• _Stated task_
Please rewrite the items from the line with "training-point-class-0 (260, 356, 270, 366)" to the line with "training-point-class-0 (271, 260, 281, 270)", putting "testing-axes-frame" in place of "testing-plot-frame" and keeping everything else the same.

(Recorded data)
⟨
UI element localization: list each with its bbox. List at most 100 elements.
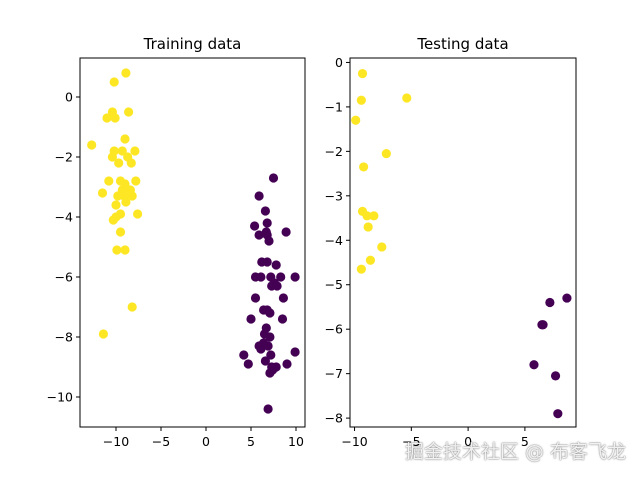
training-point-class-0 (260, 356, 270, 366)
training-point-class-1 (121, 68, 131, 78)
testing-y-tick-label: −5 (325, 277, 343, 292)
training-point-class-0 (264, 236, 274, 246)
training-point-class-1 (133, 209, 143, 219)
training-y-tick-label: −6 (55, 270, 73, 285)
testing-plot-frame (349, 57, 577, 428)
testing-point-class-0 (529, 360, 539, 370)
training-point-class-1 (98, 329, 108, 339)
training-point-class-0 (256, 344, 266, 354)
training-point-class-1 (110, 113, 120, 123)
training-title: Training data (143, 35, 242, 53)
training-point-class-0 (277, 314, 288, 324)
testing-point-class-1 (381, 148, 391, 159)
testing-point-class-1 (351, 115, 361, 125)
training-point-class-0 (281, 227, 291, 237)
training-point-class-0 (271, 260, 281, 270)
training-plot-frame (79, 57, 306, 428)
training-x-tick-label: 10 (288, 434, 304, 449)
training-point-class-1 (127, 191, 137, 201)
testing-point-class-0 (545, 297, 555, 308)
training-point-class-1 (120, 134, 130, 144)
training-point-class-0 (260, 206, 270, 216)
testing-points (351, 68, 572, 419)
testing-ticks: −10 −5 0 5 0 −1 −2 −3 −4 −5 −6 −7 −8 (325, 55, 529, 449)
training-y-tick-label: 0 (65, 90, 73, 105)
training-point-class-0 (254, 191, 264, 201)
testing-y-tick-label: −4 (325, 233, 343, 248)
training-point-class-0 (290, 347, 300, 357)
testing-x-tick-label: −5 (402, 434, 420, 449)
testing-x-tick-label: 5 (521, 434, 529, 449)
training-point-class-1 (115, 227, 126, 237)
training-point-class-0 (276, 272, 286, 282)
training-point-class-0 (239, 350, 249, 360)
testing-x-tick-label: 0 (464, 434, 472, 449)
training-point-class-1 (126, 158, 136, 168)
training-point-class-1 (97, 188, 108, 198)
training-point-class-1 (107, 152, 117, 162)
training-point-class-0 (290, 272, 300, 282)
testing-title: Testing data (416, 35, 508, 53)
testing-point-class-1 (362, 211, 372, 221)
testing-point-class-0 (562, 293, 572, 303)
testing-point-class-1 (356, 95, 366, 105)
training-point-class-0 (262, 218, 272, 228)
testing-data-panel: −10 −5 0 5 0 −1 −2 −3 −4 −5 −6 −7 −8 Testing data (325, 35, 577, 449)
training-point-class-1 (108, 215, 118, 225)
training-y-tick-label: −8 (55, 330, 73, 345)
training-point-class-0 (266, 350, 276, 360)
testing-x-tick-label: −10 (341, 434, 367, 449)
testing-point-class-1 (357, 68, 368, 79)
watermark: 掘金技术社区 @ 布客飞龙 (404, 441, 626, 463)
training-point-class-0 (256, 272, 266, 282)
testing-point-class-1 (369, 211, 379, 221)
training-point-class-1 (102, 113, 112, 123)
training-point-class-0 (265, 368, 275, 378)
training-x-tick-label: −5 (152, 434, 170, 449)
training-point-class-0 (265, 332, 275, 342)
training-point-class-0 (282, 359, 292, 369)
testing-point-class-1 (356, 264, 366, 274)
training-point-class-1 (87, 140, 97, 150)
testing-y-tick-label: −3 (325, 188, 343, 203)
training-point-class-1 (117, 146, 127, 156)
testing-y-tick-label: −7 (325, 366, 343, 381)
testing-point-class-1 (365, 255, 376, 265)
testing-point-class-0 (537, 320, 547, 330)
testing-y-tick-label: −8 (325, 411, 343, 426)
training-points (87, 68, 300, 414)
training-x-tick-label: −10 (103, 434, 129, 449)
training-point-class-1 (104, 176, 114, 186)
training-ticks: −10 −5 0 5 10 0 −2 −4 −6 −8 −10 (47, 90, 304, 450)
testing-point-class-0 (550, 371, 561, 381)
testing-y-tick-label: 0 (335, 55, 343, 70)
training-point-class-1 (109, 77, 119, 87)
training-point-class-0 (246, 314, 256, 324)
training-y-tick-label: −2 (55, 150, 73, 165)
training-point-class-0 (243, 359, 253, 369)
testing-point-class-1 (377, 242, 387, 252)
training-point-class-0 (278, 293, 288, 303)
training-point-class-0 (250, 221, 260, 231)
training-y-tick-label: −10 (47, 390, 73, 405)
training-point-class-0 (263, 404, 273, 414)
training-data-panel: −10 −5 0 5 10 0 −2 −4 −6 −8 −10 Training data (47, 35, 306, 450)
training-y-tick-label: −4 (55, 210, 73, 225)
training-point-class-1 (130, 146, 140, 156)
training-point-class-1 (121, 197, 131, 207)
training-point-class-1 (111, 200, 121, 210)
training-point-class-1 (112, 245, 122, 255)
training-point-class-1 (131, 176, 141, 186)
training-x-tick-label: 5 (247, 434, 255, 449)
training-point-class-0 (267, 281, 277, 291)
training-point-class-0 (268, 173, 279, 183)
training-point-class-0 (250, 293, 261, 303)
training-point-class-0 (254, 230, 264, 240)
testing-y-tick-label: −6 (325, 322, 343, 337)
training-point-class-1 (127, 302, 137, 312)
training-point-class-1 (113, 191, 123, 201)
testing-y-tick-label: −2 (325, 144, 343, 159)
training-point-class-1 (124, 107, 134, 117)
training-point-class-1 (114, 158, 124, 168)
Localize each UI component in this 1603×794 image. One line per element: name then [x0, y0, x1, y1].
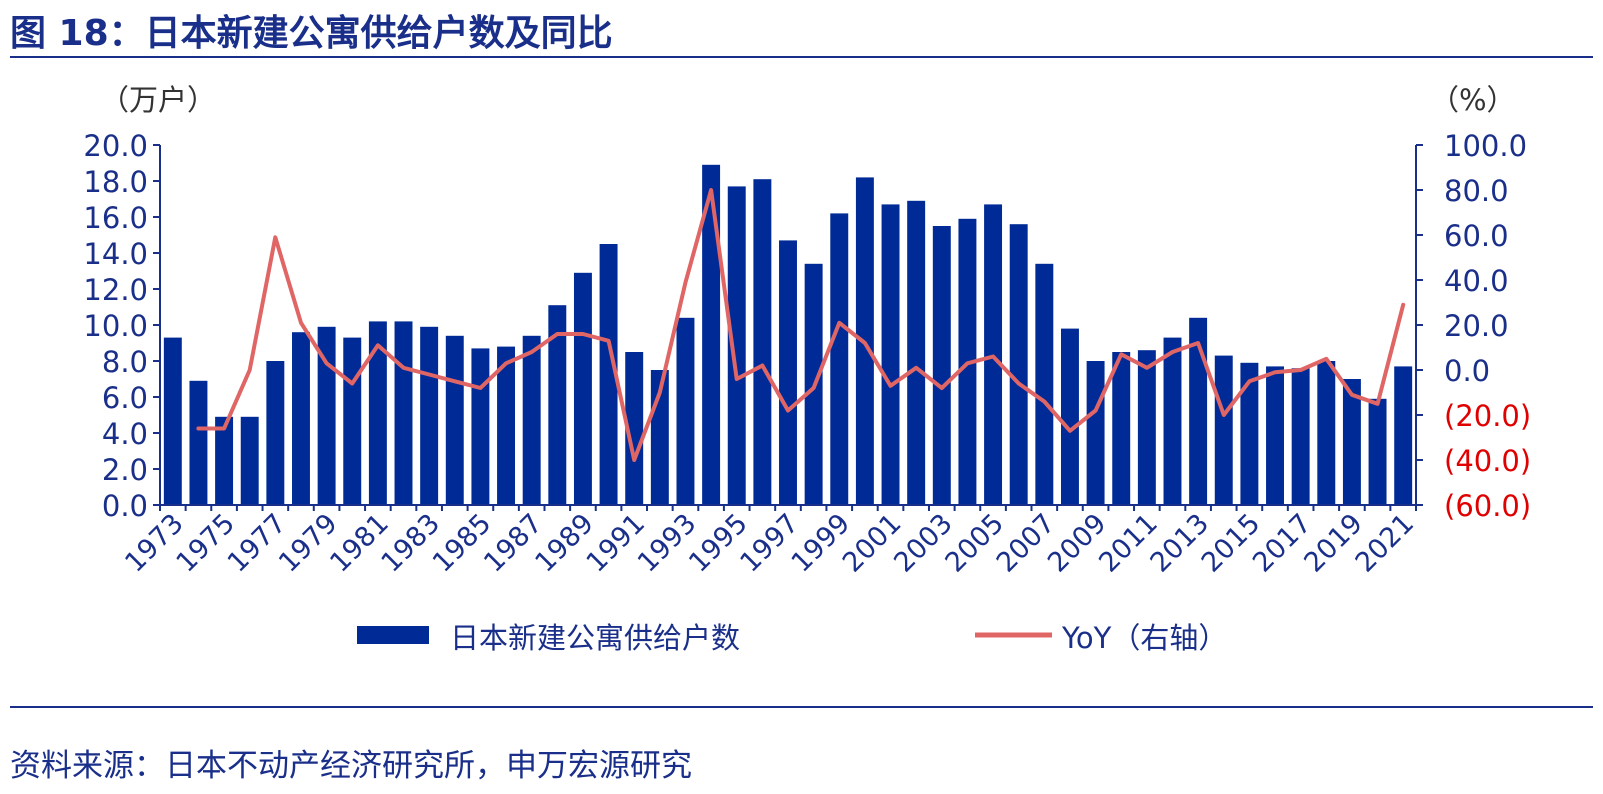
left-tick-label: 4.0	[102, 417, 148, 451]
bar-2002	[907, 200, 926, 506]
legend-bar-swatch	[357, 626, 429, 644]
bar-2001	[881, 204, 900, 505]
bar-1983	[420, 326, 439, 505]
bar-1977	[266, 361, 285, 505]
right-tick-label: 40.0	[1444, 264, 1509, 298]
right-tick-label: (60.0)	[1444, 489, 1531, 523]
bar-2014	[1214, 355, 1233, 505]
source-note: 资料来源：日本不动产经济研究所，申万宏源研究	[10, 748, 692, 784]
left-tick-label: 20.0	[83, 129, 148, 163]
left-tick-label: 10.0	[83, 309, 148, 343]
x-tick-label: 2009	[1042, 508, 1113, 579]
left-tick-label: 0.0	[102, 489, 148, 523]
bar-1995	[727, 186, 746, 505]
x-tick-label: 1999	[786, 508, 857, 579]
x-tick-label: 2015	[1196, 508, 1267, 579]
x-tick-label: 1991	[581, 508, 652, 579]
x-tick-label: 1987	[478, 508, 549, 579]
x-tick-label: 2001	[837, 508, 908, 579]
x-tick-label: 1997	[734, 508, 805, 579]
bar-1973	[163, 337, 182, 505]
x-tick-label: 2003	[888, 508, 959, 579]
bar-1975	[215, 416, 234, 505]
bar-1979	[317, 326, 336, 505]
bar-1981	[368, 321, 387, 505]
right-tick-label: 20.0	[1444, 309, 1509, 343]
x-tick-label: 1993	[632, 508, 703, 579]
bar-1991	[625, 352, 644, 505]
bar-2008	[1060, 328, 1079, 505]
bar-1984	[445, 335, 464, 505]
right-tick-label: 80.0	[1444, 174, 1509, 208]
bar-1974	[189, 380, 208, 505]
bar-1976	[240, 416, 259, 505]
bar-1996	[753, 179, 772, 505]
right-axis-unit: （%）	[1430, 83, 1516, 117]
x-tick-label: 2021	[1350, 508, 1421, 579]
yoy-line	[196, 188, 1406, 462]
bar-2020	[1368, 398, 1387, 505]
bar-2019	[1342, 379, 1361, 505]
title-divider	[10, 56, 1593, 58]
left-tick-label: 8.0	[102, 345, 148, 379]
x-tick-label: 1975	[171, 508, 242, 579]
x-tick-label: 2013	[1145, 508, 1216, 579]
bar-1980	[343, 337, 362, 505]
left-tick-label: 14.0	[83, 237, 148, 271]
bar-1978	[292, 332, 310, 505]
bar-1987	[522, 335, 541, 505]
bar-1989	[573, 272, 592, 505]
bar-1982	[394, 321, 413, 505]
bar-2018	[1317, 361, 1336, 505]
right-tick-label: (40.0)	[1444, 444, 1531, 478]
left-tick-label: 12.0	[83, 273, 148, 307]
x-tick-label: 1977	[222, 508, 293, 579]
bar-2012	[1163, 337, 1182, 505]
bar-2013	[1189, 317, 1208, 505]
x-tick-label: 1985	[427, 508, 498, 579]
bar-2010	[1112, 352, 1131, 505]
bar-2015	[1240, 362, 1259, 505]
bar-1988	[548, 305, 567, 505]
legend-bar-label: 日本新建公寓供给户数	[450, 621, 740, 655]
bar-2017	[1291, 368, 1310, 505]
bar-2006	[1009, 224, 1028, 505]
left-axis-unit: （万户）	[100, 83, 216, 117]
bar-2007	[1035, 263, 1054, 505]
chart: 0.02.04.06.08.010.012.014.016.018.020.0(…	[83, 83, 1531, 655]
x-tick-label: 2005	[939, 508, 1010, 579]
bar-2016	[1266, 366, 1284, 505]
bar-1993	[676, 317, 695, 505]
figure-title: 图 18：日本新建公寓供给户数及同比	[10, 13, 613, 54]
bar-2021	[1394, 366, 1413, 505]
bar-1990	[599, 244, 618, 505]
source-divider	[10, 706, 1593, 708]
bar-1999	[830, 213, 849, 505]
left-tick-label: 6.0	[102, 381, 148, 415]
bar-1986	[497, 346, 516, 505]
left-tick-label: 2.0	[102, 453, 148, 487]
right-tick-label: 0.0	[1444, 354, 1490, 388]
x-tick-label: 1995	[683, 508, 754, 579]
left-tick-label: 16.0	[83, 201, 148, 235]
bar-2009	[1086, 361, 1105, 505]
x-tick-label: 2019	[1298, 508, 1369, 579]
x-tick-label: 2007	[991, 508, 1062, 579]
x-tick-label: 2011	[1093, 508, 1164, 579]
right-tick-label: 60.0	[1444, 219, 1509, 253]
left-tick-label: 18.0	[83, 165, 148, 199]
bar-2011	[1137, 350, 1156, 505]
bar-1994	[702, 164, 721, 506]
bar-2003	[932, 226, 951, 505]
x-tick-label: 1983	[376, 508, 447, 579]
right-tick-label: 100.0	[1444, 129, 1527, 163]
bar-1997	[779, 240, 797, 505]
right-tick-label: (20.0)	[1444, 399, 1531, 433]
bar-1985	[471, 348, 490, 505]
x-tick-label: 1979	[273, 508, 344, 579]
x-tick-label: 1981	[324, 508, 395, 579]
x-tick-label: 1989	[529, 508, 600, 579]
legend-line-label: YoY（右轴）	[1061, 621, 1227, 655]
x-tick-label: 2017	[1247, 508, 1318, 579]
⟩
• _Result for this task_
training-point-class-0 (260, 356, 270, 366)
training-point-class-1 (121, 68, 131, 78)
testing-y-tick-label: −5 (325, 277, 343, 292)
training-point-class-0 (264, 236, 274, 246)
training-point-class-1 (133, 209, 143, 219)
training-y-tick-label: −6 (55, 270, 73, 285)
testing-axes-frame (349, 57, 577, 428)
testing-point-class-0 (529, 360, 539, 370)
training-point-class-1 (98, 329, 108, 339)
training-point-class-0 (256, 344, 266, 354)
training-point-class-1 (110, 113, 120, 123)
training-title: Training data (143, 35, 242, 53)
training-point-class-0 (277, 314, 288, 324)
testing-point-class-1 (381, 148, 391, 159)
testing-point-class-1 (351, 115, 361, 125)
training-point-class-0 (281, 227, 291, 237)
training-point-class-0 (271, 260, 281, 270)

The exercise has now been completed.